Anotasi kotak elemen
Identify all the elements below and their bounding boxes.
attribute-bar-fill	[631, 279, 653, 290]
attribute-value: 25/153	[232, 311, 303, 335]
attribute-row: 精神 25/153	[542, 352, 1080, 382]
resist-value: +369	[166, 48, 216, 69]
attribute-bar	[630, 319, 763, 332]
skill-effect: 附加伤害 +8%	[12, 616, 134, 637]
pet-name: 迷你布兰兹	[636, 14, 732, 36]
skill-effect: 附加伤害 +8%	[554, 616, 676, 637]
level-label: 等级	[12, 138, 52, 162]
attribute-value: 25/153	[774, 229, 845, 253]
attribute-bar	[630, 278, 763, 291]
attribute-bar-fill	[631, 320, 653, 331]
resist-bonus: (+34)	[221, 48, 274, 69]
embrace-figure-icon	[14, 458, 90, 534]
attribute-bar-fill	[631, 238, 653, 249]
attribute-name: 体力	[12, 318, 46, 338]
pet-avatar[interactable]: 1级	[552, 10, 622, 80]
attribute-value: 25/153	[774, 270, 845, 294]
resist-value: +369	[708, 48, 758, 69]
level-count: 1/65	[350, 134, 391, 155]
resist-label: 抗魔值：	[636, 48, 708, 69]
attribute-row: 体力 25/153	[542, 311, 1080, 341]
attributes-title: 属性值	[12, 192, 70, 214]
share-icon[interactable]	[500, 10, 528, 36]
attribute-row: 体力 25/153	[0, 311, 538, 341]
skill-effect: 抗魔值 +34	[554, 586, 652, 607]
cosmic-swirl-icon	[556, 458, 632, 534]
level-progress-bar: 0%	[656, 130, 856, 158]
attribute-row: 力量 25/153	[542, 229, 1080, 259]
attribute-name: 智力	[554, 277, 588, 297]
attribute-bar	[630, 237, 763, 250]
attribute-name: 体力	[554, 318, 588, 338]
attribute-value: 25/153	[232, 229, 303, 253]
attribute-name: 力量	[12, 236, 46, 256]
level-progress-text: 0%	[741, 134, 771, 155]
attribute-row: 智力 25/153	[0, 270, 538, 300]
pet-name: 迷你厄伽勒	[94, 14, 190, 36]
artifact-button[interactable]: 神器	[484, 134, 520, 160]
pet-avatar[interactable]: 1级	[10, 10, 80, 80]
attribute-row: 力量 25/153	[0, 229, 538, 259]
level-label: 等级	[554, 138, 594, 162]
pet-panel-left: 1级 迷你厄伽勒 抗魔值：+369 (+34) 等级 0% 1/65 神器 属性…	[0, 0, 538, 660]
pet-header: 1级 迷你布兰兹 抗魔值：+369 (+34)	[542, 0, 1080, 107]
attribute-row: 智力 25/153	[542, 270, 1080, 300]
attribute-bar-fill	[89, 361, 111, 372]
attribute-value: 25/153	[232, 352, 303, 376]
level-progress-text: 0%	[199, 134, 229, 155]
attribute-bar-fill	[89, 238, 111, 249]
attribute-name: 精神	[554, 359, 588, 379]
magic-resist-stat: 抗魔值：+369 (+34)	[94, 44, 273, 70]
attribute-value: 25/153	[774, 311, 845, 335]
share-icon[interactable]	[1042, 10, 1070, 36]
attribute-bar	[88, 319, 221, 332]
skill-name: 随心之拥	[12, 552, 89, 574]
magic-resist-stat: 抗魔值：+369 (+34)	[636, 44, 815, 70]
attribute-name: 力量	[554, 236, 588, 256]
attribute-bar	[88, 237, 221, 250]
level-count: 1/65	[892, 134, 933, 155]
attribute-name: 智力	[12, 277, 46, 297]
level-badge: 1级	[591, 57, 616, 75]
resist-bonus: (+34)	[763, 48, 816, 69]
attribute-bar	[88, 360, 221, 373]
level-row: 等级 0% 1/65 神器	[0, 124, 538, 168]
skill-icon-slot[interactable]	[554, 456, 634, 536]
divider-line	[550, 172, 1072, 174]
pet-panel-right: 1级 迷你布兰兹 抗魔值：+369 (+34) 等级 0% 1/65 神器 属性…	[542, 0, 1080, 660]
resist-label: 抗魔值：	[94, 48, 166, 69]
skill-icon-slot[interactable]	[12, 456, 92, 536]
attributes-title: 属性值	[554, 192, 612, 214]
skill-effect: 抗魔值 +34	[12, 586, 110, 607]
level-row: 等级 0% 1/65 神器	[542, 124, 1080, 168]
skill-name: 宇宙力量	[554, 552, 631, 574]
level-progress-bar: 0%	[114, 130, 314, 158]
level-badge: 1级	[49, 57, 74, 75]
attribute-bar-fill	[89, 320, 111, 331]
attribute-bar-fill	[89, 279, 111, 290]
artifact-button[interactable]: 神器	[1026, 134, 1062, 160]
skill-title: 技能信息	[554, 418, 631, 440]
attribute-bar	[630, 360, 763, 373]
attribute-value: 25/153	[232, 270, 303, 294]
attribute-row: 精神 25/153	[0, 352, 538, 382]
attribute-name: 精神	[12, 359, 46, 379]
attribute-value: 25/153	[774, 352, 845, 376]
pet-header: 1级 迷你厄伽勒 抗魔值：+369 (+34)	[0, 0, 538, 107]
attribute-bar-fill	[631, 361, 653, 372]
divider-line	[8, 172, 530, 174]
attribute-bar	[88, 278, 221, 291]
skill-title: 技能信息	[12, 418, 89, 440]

- _PERNYATAAN TUGAS_
Tolong salin ulang semua baris di atas tanpa mengubah apa pun.

- _JAWABAN YANG DIHARAPKAN_
Identify all the elements below and their bounding boxes.
attribute-bar-fill	[631, 279, 653, 290]
attribute-value: 25/153	[232, 311, 303, 335]
attribute-row: 精神 25/153	[542, 352, 1080, 382]
resist-value: +369	[166, 48, 216, 69]
attribute-bar	[630, 319, 763, 332]
skill-effect: 附加伤害 +8%	[12, 616, 134, 637]
pet-name: 迷你布兰兹	[636, 14, 732, 36]
skill-effect: 附加伤害 +8%	[554, 616, 676, 637]
level-label: 等级	[12, 138, 52, 162]
attribute-value: 25/153	[774, 229, 845, 253]
attribute-bar	[630, 278, 763, 291]
attribute-bar-fill	[631, 320, 653, 331]
resist-bonus: (+34)	[221, 48, 274, 69]
embrace-figure-icon	[14, 458, 90, 534]
attribute-bar-fill	[631, 238, 653, 249]
attribute-name: 体力	[12, 318, 46, 338]
pet-avatar[interactable]: 1级	[552, 10, 622, 80]
attribute-value: 25/153	[774, 270, 845, 294]
resist-value: +369	[708, 48, 758, 69]
level-count: 1/65	[350, 134, 391, 155]
resist-label: 抗魔值：	[636, 48, 708, 69]
attribute-row: 体力 25/153	[542, 311, 1080, 341]
attributes-title: 属性值	[12, 192, 70, 214]
share-icon[interactable]	[500, 10, 528, 36]
attribute-row: 体力 25/153	[0, 311, 538, 341]
skill-effect: 抗魔值 +34	[554, 586, 652, 607]
cosmic-swirl-icon	[556, 458, 632, 534]
level-progress-bar: 0%	[656, 130, 856, 158]
attribute-row: 力量 25/153	[542, 229, 1080, 259]
attribute-name: 智力	[554, 277, 588, 297]
attribute-bar	[630, 237, 763, 250]
attribute-name: 体力	[554, 318, 588, 338]
attribute-value: 25/153	[232, 229, 303, 253]
attribute-name: 力量	[12, 236, 46, 256]
level-progress-text: 0%	[741, 134, 771, 155]
attribute-row: 智力 25/153	[0, 270, 538, 300]
pet-name: 迷你厄伽勒	[94, 14, 190, 36]
artifact-button[interactable]: 神器	[484, 134, 520, 160]
pet-avatar[interactable]: 1级	[10, 10, 80, 80]
attribute-row: 力量 25/153	[0, 229, 538, 259]
level-label: 等级	[554, 138, 594, 162]
pet-panel-left: 1级 迷你厄伽勒 抗魔值：+369 (+34) 等级 0% 1/65 神器 属性…	[0, 0, 538, 660]
pet-header: 1级 迷你布兰兹 抗魔值：+369 (+34)	[542, 0, 1080, 107]
attribute-row: 智力 25/153	[542, 270, 1080, 300]
attribute-bar-fill	[89, 361, 111, 372]
attribute-value: 25/153	[232, 352, 303, 376]
level-progress-text: 0%	[199, 134, 229, 155]
attribute-bar-fill	[89, 238, 111, 249]
attribute-name: 精神	[554, 359, 588, 379]
magic-resist-stat: 抗魔值：+369 (+34)	[94, 44, 273, 70]
attribute-value: 25/153	[774, 311, 845, 335]
share-icon[interactable]	[1042, 10, 1070, 36]
attribute-bar	[88, 319, 221, 332]
skill-name: 随心之拥	[12, 552, 89, 574]
magic-resist-stat: 抗魔值：+369 (+34)	[636, 44, 815, 70]
attribute-name: 力量	[554, 236, 588, 256]
attribute-bar	[88, 237, 221, 250]
level-count: 1/65	[892, 134, 933, 155]
attribute-name: 智力	[12, 277, 46, 297]
level-badge: 1级	[591, 57, 616, 75]
resist-bonus: (+34)	[763, 48, 816, 69]
attribute-bar	[88, 360, 221, 373]
level-row: 等级 0% 1/65 神器	[0, 124, 538, 168]
skill-icon-slot[interactable]	[554, 456, 634, 536]
divider-line	[550, 172, 1072, 174]
pet-panel-right: 1级 迷你布兰兹 抗魔值：+369 (+34) 等级 0% 1/65 神器 属性…	[542, 0, 1080, 660]
resist-label: 抗魔值：	[94, 48, 166, 69]
skill-icon-slot[interactable]	[12, 456, 92, 536]
attributes-title: 属性值	[554, 192, 612, 214]
skill-effect: 抗魔值 +34	[12, 586, 110, 607]
level-row: 等级 0% 1/65 神器	[542, 124, 1080, 168]
skill-name: 宇宙力量	[554, 552, 631, 574]
level-progress-bar: 0%	[114, 130, 314, 158]
level-badge: 1级	[49, 57, 74, 75]
attribute-bar-fill	[89, 320, 111, 331]
attribute-bar-fill	[89, 279, 111, 290]
artifact-button[interactable]: 神器	[1026, 134, 1062, 160]
skill-title: 技能信息	[554, 418, 631, 440]
attribute-bar	[630, 360, 763, 373]
attribute-value: 25/153	[232, 270, 303, 294]
attribute-row: 精神 25/153	[0, 352, 538, 382]
attribute-name: 精神	[12, 359, 46, 379]
attribute-value: 25/153	[774, 352, 845, 376]
pet-header: 1级 迷你厄伽勒 抗魔值：+369 (+34)	[0, 0, 538, 107]
attribute-bar-fill	[631, 361, 653, 372]
divider-line	[8, 172, 530, 174]
attribute-bar	[88, 278, 221, 291]
skill-title: 技能信息	[12, 418, 89, 440]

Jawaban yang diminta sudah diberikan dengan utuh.